▶ **Exercise aim**:
Reproduce each record exactly.

※ ※ ※

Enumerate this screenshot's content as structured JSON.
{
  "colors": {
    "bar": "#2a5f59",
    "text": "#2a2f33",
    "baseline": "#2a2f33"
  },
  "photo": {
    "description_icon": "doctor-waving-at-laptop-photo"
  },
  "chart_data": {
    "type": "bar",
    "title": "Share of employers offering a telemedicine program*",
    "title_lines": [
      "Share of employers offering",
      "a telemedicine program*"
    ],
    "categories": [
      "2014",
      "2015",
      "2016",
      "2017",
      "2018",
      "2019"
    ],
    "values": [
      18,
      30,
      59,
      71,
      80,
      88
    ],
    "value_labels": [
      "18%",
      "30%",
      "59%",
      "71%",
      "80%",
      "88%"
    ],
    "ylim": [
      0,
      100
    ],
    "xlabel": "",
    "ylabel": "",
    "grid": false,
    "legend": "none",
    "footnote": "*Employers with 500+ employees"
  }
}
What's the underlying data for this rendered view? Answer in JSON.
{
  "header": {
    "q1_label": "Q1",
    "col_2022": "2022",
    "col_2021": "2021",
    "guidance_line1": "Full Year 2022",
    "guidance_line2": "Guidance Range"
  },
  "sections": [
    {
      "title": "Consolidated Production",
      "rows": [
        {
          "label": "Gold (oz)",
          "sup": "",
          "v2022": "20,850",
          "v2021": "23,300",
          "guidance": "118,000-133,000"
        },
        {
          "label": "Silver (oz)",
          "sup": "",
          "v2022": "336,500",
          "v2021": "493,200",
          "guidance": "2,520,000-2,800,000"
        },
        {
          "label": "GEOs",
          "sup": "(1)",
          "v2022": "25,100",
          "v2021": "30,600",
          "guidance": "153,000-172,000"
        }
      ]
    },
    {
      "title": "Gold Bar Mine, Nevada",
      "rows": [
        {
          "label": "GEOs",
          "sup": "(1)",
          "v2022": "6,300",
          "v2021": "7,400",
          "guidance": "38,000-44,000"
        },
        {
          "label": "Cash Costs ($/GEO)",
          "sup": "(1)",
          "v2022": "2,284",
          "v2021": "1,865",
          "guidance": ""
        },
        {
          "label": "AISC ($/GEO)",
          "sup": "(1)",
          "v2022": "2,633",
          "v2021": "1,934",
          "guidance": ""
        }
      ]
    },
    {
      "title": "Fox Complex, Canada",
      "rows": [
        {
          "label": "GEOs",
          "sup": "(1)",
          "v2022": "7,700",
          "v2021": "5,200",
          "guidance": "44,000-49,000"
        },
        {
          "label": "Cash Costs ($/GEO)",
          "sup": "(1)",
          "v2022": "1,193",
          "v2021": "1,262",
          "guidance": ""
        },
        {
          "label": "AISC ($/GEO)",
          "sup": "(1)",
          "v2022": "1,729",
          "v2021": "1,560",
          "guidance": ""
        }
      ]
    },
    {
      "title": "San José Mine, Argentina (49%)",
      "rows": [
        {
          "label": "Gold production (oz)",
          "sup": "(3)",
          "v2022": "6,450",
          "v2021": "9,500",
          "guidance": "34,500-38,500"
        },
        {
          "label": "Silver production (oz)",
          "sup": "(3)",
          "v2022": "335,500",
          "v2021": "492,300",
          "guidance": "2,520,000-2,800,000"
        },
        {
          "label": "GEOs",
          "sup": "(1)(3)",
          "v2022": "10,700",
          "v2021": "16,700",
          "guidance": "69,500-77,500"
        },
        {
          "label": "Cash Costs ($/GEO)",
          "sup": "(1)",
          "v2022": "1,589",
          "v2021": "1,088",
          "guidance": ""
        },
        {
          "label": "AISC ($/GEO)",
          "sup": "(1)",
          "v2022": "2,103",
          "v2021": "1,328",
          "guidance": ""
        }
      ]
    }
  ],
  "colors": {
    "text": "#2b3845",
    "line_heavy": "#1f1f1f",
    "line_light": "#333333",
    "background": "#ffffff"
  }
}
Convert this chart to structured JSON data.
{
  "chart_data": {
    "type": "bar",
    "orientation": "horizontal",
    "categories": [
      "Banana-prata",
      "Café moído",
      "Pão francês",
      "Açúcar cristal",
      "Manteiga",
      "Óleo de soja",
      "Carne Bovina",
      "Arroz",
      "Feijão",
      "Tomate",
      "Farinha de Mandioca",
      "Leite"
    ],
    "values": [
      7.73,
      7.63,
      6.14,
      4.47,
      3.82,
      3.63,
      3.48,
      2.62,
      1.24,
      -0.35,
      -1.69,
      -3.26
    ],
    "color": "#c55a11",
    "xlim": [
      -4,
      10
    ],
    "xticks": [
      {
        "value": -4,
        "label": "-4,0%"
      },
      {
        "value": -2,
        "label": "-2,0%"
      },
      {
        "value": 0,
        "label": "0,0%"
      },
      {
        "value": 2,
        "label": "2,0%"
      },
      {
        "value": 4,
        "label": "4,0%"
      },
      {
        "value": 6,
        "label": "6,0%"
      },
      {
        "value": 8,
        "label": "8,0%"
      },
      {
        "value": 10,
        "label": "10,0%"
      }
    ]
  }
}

※ ※ ※

▶ **Task answer**:
Enumerate this screenshot's content as structured JSON.
{
  "colors": {
    "bar": "#2a5f59",
    "text": "#2a2f33",
    "baseline": "#2a2f33"
  },
  "photo": {
    "description_icon": "doctor-waving-at-laptop-photo"
  },
  "chart_data": {
    "type": "bar",
    "title": "Share of employers offering a telemedicine program*",
    "title_lines": [
      "Share of employers offering",
      "a telemedicine program*"
    ],
    "categories": [
      "2014",
      "2015",
      "2016",
      "2017",
      "2018",
      "2019"
    ],
    "values": [
      18,
      30,
      59,
      71,
      80,
      88
    ],
    "value_labels": [
      "18%",
      "30%",
      "59%",
      "71%",
      "80%",
      "88%"
    ],
    "ylim": [
      0,
      100
    ],
    "xlabel": "",
    "ylabel": "",
    "grid": false,
    "legend": "none",
    "footnote": "*Employers with 500+ employees"
  }
}
What's the underlying data for this rendered view? Answer in JSON.
{
  "header": {
    "q1_label": "Q1",
    "col_2022": "2022",
    "col_2021": "2021",
    "guidance_line1": "Full Year 2022",
    "guidance_line2": "Guidance Range"
  },
  "sections": [
    {
      "title": "Consolidated Production",
      "rows": [
        {
          "label": "Gold (oz)",
          "sup": "",
          "v2022": "20,850",
          "v2021": "23,300",
          "guidance": "118,000-133,000"
        },
        {
          "label": "Silver (oz)",
          "sup": "",
          "v2022": "336,500",
          "v2021": "493,200",
          "guidance": "2,520,000-2,800,000"
        },
        {
          "label": "GEOs",
          "sup": "(1)",
          "v2022": "25,100",
          "v2021": "30,600",
          "guidance": "153,000-172,000"
        }
      ]
    },
    {
      "title": "Gold Bar Mine, Nevada",
      "rows": [
        {
          "label": "GEOs",
          "sup": "(1)",
          "v2022": "6,300",
          "v2021": "7,400",
          "guidance": "38,000-44,000"
        },
        {
          "label": "Cash Costs ($/GEO)",
          "sup": "(1)",
          "v2022": "2,284",
          "v2021": "1,865",
          "guidance": ""
        },
        {
          "label": "AISC ($/GEO)",
          "sup": "(1)",
          "v2022": "2,633",
          "v2021": "1,934",
          "guidance": ""
        }
      ]
    },
    {
      "title": "Fox Complex, Canada",
      "rows": [
        {
          "label": "GEOs",
          "sup": "(1)",
          "v2022": "7,700",
          "v2021": "5,200",
          "guidance": "44,000-49,000"
        },
        {
          "label": "Cash Costs ($/GEO)",
          "sup": "(1)",
          "v2022": "1,193",
          "v2021": "1,262",
          "guidance": ""
        },
        {
          "label": "AISC ($/GEO)",
          "sup": "(1)",
          "v2022": "1,729",
          "v2021": "1,560",
          "guidance": ""
        }
      ]
    },
    {
      "title": "San José Mine, Argentina (49%)",
      "rows": [
        {
          "label": "Gold production (oz)",
          "sup": "(3)",
          "v2022": "6,450",
          "v2021": "9,500",
          "guidance": "34,500-38,500"
        },
        {
          "label": "Silver production (oz)",
          "sup": "(3)",
          "v2022": "335,500",
          "v2021": "492,300",
          "guidance": "2,520,000-2,800,000"
        },
        {
          "label": "GEOs",
          "sup": "(1)(3)",
          "v2022": "10,700",
          "v2021": "16,700",
          "guidance": "69,500-77,500"
        },
        {
          "label": "Cash Costs ($/GEO)",
          "sup": "(1)",
          "v2022": "1,589",
          "v2021": "1,088",
          "guidance": ""
        },
        {
          "label": "AISC ($/GEO)",
          "sup": "(1)",
          "v2022": "2,103",
          "v2021": "1,328",
          "guidance": ""
        }
      ]
    }
  ],
  "colors": {
    "text": "#2b3845",
    "line_heavy": "#1f1f1f",
    "line_light": "#333333",
    "background": "#ffffff"
  }
}
Convert this chart to structured JSON data.
{
  "chart_data": {
    "type": "bar",
    "orientation": "horizontal",
    "categories": [
      "Banana-prata",
      "Café moído",
      "Pão francês",
      "Açúcar cristal",
      "Manteiga",
      "Óleo de soja",
      "Carne Bovina",
      "Arroz",
      "Feijão",
      "Tomate",
      "Farinha de Mandioca",
      "Leite"
    ],
    "values": [
      7.73,
      7.63,
      6.14,
      4.47,
      3.82,
      3.63,
      3.48,
      2.62,
      1.24,
      -0.35,
      -1.69,
      -3.26
    ],
    "color": "#c55a11",
    "xlim": [
      -4,
      10
    ],
    "xticks": [
      {
        "value": -4,
        "label": "-4,0%"
      },
      {
        "value": -2,
        "label": "-2,0%"
      },
      {
        "value": 0,
        "label": "0,0%"
      },
      {
        "value": 2,
        "label": "2,0%"
      },
      {
        "value": 4,
        "label": "4,0%"
      },
      {
        "value": 6,
        "label": "6,0%"
      },
      {
        "value": 8,
        "label": "8,0%"
      },
      {
        "value": 10,
        "label": "10,0%"
      }
    ]
  }
}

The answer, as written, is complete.